_WHAT THE TASK ASKS:_ As you print the data below, keep every line exactly as it is and leave the images behind.

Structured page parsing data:
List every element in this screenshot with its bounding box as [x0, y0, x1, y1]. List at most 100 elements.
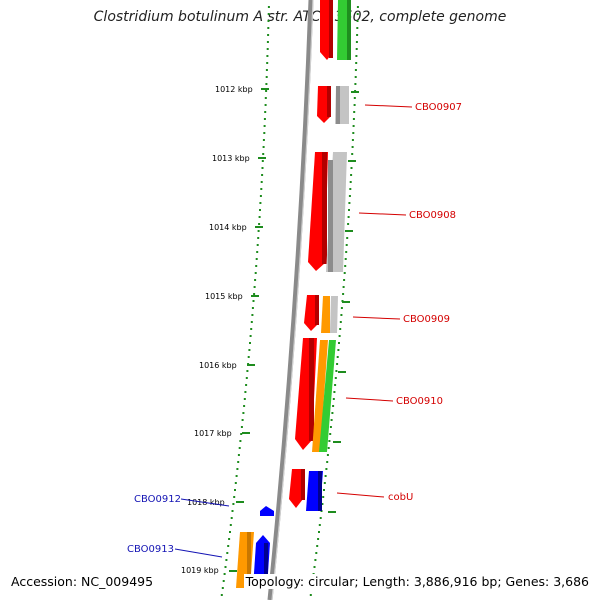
track-dot	[241, 419, 244, 421]
gene-shade	[264, 543, 268, 588]
track-dot	[240, 426, 243, 428]
track-dot	[352, 132, 355, 134]
track-dot	[229, 524, 232, 526]
track-dot	[329, 426, 332, 428]
track-dot	[240, 433, 243, 435]
track-dot	[266, 62, 269, 64]
gene-shade	[347, 0, 351, 60]
track-dot	[350, 174, 353, 176]
gene-label-cbo0908[interactable]: CBO0908	[409, 210, 456, 221]
track-dot	[345, 251, 348, 253]
track-dot	[317, 538, 320, 540]
gene-feature-blue[interactable]	[260, 506, 274, 516]
track-dot	[355, 62, 358, 64]
track-dot	[220, 594, 223, 596]
track-dot	[247, 356, 250, 358]
leader-line	[358, 212, 407, 216]
track-dot	[238, 447, 241, 449]
gene-label-cbo0910[interactable]: CBO0910	[396, 396, 443, 407]
gene-label-cobu[interactable]: cobU	[388, 492, 413, 503]
track-dot	[231, 510, 234, 512]
track-dot	[354, 69, 357, 71]
track-dot	[256, 251, 259, 253]
track-dot	[351, 146, 354, 148]
track-dot	[251, 307, 254, 309]
track-dot	[262, 153, 265, 155]
track-dot	[243, 405, 246, 407]
track-dot	[263, 118, 266, 120]
track-dot	[336, 363, 339, 365]
track-dot	[324, 475, 327, 477]
track-dot	[258, 223, 261, 225]
track-dot	[265, 83, 268, 85]
track-dot	[353, 104, 356, 106]
track-dot	[318, 524, 321, 526]
track-dot	[336, 356, 339, 358]
track-dot	[349, 188, 352, 190]
track-dot	[221, 587, 224, 589]
gene-shade	[336, 86, 340, 124]
track-dot	[250, 321, 253, 323]
track-dot	[256, 244, 259, 246]
track-dot	[338, 335, 341, 337]
tick-label: 1016 kbp	[199, 361, 237, 370]
track-dot	[264, 104, 267, 106]
gene-shade	[247, 532, 251, 588]
track-dot	[263, 132, 266, 134]
track-dot	[263, 125, 266, 127]
gene-shade	[315, 295, 319, 325]
track-dot	[338, 342, 340, 344]
gene-feature-orange[interactable]	[312, 340, 328, 452]
gene-shade	[301, 469, 305, 500]
kbp-ticks	[229, 88, 359, 572]
gene-label-cbo0907[interactable]: CBO0907	[415, 102, 462, 113]
track-dot	[264, 97, 267, 99]
track-dot	[337, 349, 340, 351]
genome-summary-text: Topology: circular; Length: 3,886,916 bp…	[243, 574, 591, 589]
track-dot	[350, 167, 353, 169]
track-dot	[316, 545, 319, 547]
track-dot	[232, 503, 235, 505]
track-dot	[323, 489, 325, 491]
label-leaders	[174, 104, 413, 558]
gene-label-cbo0912[interactable]: CBO0912	[134, 494, 181, 505]
leader-line	[345, 397, 394, 402]
accession-text: Accession: NC_009495	[9, 574, 156, 589]
track-dot	[252, 300, 255, 302]
track-dot	[347, 223, 350, 225]
track-dot	[333, 391, 336, 393]
gene-feature-orange[interactable]	[321, 296, 330, 333]
gene-feature-green[interactable]	[319, 340, 336, 452]
track-dot	[356, 34, 359, 36]
track-dot	[245, 384, 248, 386]
gene-label-cbo0909[interactable]: CBO0909	[403, 314, 450, 325]
track-dot	[246, 370, 249, 372]
track-dot	[264, 111, 267, 113]
track-dot	[348, 195, 351, 197]
track-dot	[343, 279, 346, 281]
leader-line	[180, 498, 230, 507]
track-dot	[266, 55, 269, 57]
track-dot	[353, 97, 356, 99]
track-dot	[314, 559, 317, 561]
track-dot	[262, 139, 265, 141]
track-dot	[267, 6, 270, 8]
track-dot	[249, 335, 252, 337]
track-dot	[329, 433, 332, 435]
tick-label: 1017 kbp	[194, 429, 232, 438]
track-dot	[340, 307, 343, 309]
track-dot	[323, 482, 326, 484]
track-dot	[342, 286, 345, 288]
gene-feature-grey[interactable]	[330, 296, 338, 333]
track-dot	[233, 496, 236, 498]
track-dot	[265, 76, 268, 78]
gene-label-cbo0913[interactable]: CBO0913	[127, 544, 174, 555]
leader-line	[336, 492, 385, 498]
track-dot	[340, 314, 343, 316]
track-dot	[253, 293, 256, 295]
track-dot	[224, 566, 227, 568]
track-dot	[351, 139, 354, 141]
track-dot	[244, 391, 247, 393]
track-dot	[253, 286, 256, 288]
track-dot	[327, 447, 330, 449]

_REPLY TO THE EXERCISE:_
List every element in this screenshot with its bounding box as [x0, y0, x1, y1]. List at most 100 elements.
track-dot	[241, 419, 244, 421]
gene-shade	[264, 543, 268, 588]
track-dot	[240, 426, 243, 428]
track-dot	[352, 132, 355, 134]
track-dot	[229, 524, 232, 526]
track-dot	[329, 426, 332, 428]
track-dot	[240, 433, 243, 435]
track-dot	[266, 62, 269, 64]
gene-shade	[347, 0, 351, 60]
track-dot	[350, 174, 353, 176]
gene-label-cbo0908[interactable]: CBO0908	[409, 210, 456, 221]
track-dot	[345, 251, 348, 253]
track-dot	[317, 538, 320, 540]
gene-feature-blue[interactable]	[260, 506, 274, 516]
track-dot	[355, 62, 358, 64]
track-dot	[220, 594, 223, 596]
track-dot	[247, 356, 250, 358]
leader-line	[358, 212, 407, 216]
track-dot	[238, 447, 241, 449]
gene-label-cbo0910[interactable]: CBO0910	[396, 396, 443, 407]
gene-label-cobu[interactable]: cobU	[388, 492, 413, 503]
track-dot	[231, 510, 234, 512]
track-dot	[354, 69, 357, 71]
track-dot	[256, 251, 259, 253]
track-dot	[351, 146, 354, 148]
track-dot	[251, 307, 254, 309]
track-dot	[262, 153, 265, 155]
track-dot	[243, 405, 246, 407]
track-dot	[263, 118, 266, 120]
track-dot	[336, 363, 339, 365]
track-dot	[324, 475, 327, 477]
track-dot	[258, 223, 261, 225]
track-dot	[265, 83, 268, 85]
track-dot	[353, 104, 356, 106]
track-dot	[318, 524, 321, 526]
track-dot	[336, 356, 339, 358]
track-dot	[349, 188, 352, 190]
track-dot	[221, 587, 224, 589]
gene-shade	[336, 86, 340, 124]
track-dot	[250, 321, 253, 323]
track-dot	[256, 244, 259, 246]
track-dot	[338, 335, 341, 337]
tick-label: 1016 kbp	[199, 361, 237, 370]
track-dot	[264, 104, 267, 106]
gene-shade	[247, 532, 251, 588]
track-dot	[263, 132, 266, 134]
track-dot	[263, 125, 266, 127]
gene-shade	[315, 295, 319, 325]
track-dot	[338, 342, 340, 344]
gene-feature-orange[interactable]	[312, 340, 328, 452]
gene-shade	[301, 469, 305, 500]
kbp-ticks	[229, 88, 359, 572]
gene-label-cbo0907[interactable]: CBO0907	[415, 102, 462, 113]
track-dot	[264, 97, 267, 99]
track-dot	[337, 349, 340, 351]
genome-summary-text: Topology: circular; Length: 3,886,916 bp…	[243, 574, 591, 589]
track-dot	[350, 167, 353, 169]
track-dot	[316, 545, 319, 547]
track-dot	[232, 503, 235, 505]
track-dot	[323, 489, 325, 491]
label-leaders	[174, 104, 413, 558]
gene-label-cbo0912[interactable]: CBO0912	[134, 494, 181, 505]
leader-line	[345, 397, 394, 402]
accession-text: Accession: NC_009495	[9, 574, 156, 589]
track-dot	[252, 300, 255, 302]
track-dot	[347, 223, 350, 225]
track-dot	[333, 391, 336, 393]
gene-feature-orange[interactable]	[321, 296, 330, 333]
gene-feature-green[interactable]	[319, 340, 336, 452]
track-dot	[356, 34, 359, 36]
track-dot	[245, 384, 248, 386]
gene-label-cbo0909[interactable]: CBO0909	[403, 314, 450, 325]
track-dot	[246, 370, 249, 372]
track-dot	[264, 111, 267, 113]
track-dot	[348, 195, 351, 197]
track-dot	[343, 279, 346, 281]
leader-line	[180, 498, 230, 507]
track-dot	[266, 55, 269, 57]
track-dot	[353, 97, 356, 99]
track-dot	[314, 559, 317, 561]
track-dot	[262, 139, 265, 141]
track-dot	[267, 6, 270, 8]
track-dot	[249, 335, 252, 337]
track-dot	[329, 433, 332, 435]
tick-label: 1017 kbp	[194, 429, 232, 438]
track-dot	[340, 307, 343, 309]
track-dot	[323, 482, 326, 484]
track-dot	[342, 286, 345, 288]
gene-feature-grey[interactable]	[330, 296, 338, 333]
track-dot	[233, 496, 236, 498]
track-dot	[265, 76, 268, 78]
gene-label-cbo0913[interactable]: CBO0913	[127, 544, 174, 555]
leader-line	[336, 492, 385, 498]
track-dot	[340, 314, 343, 316]
track-dot	[253, 293, 256, 295]
track-dot	[224, 566, 227, 568]
track-dot	[351, 139, 354, 141]
track-dot	[244, 391, 247, 393]
track-dot	[253, 286, 256, 288]
track-dot	[327, 447, 330, 449]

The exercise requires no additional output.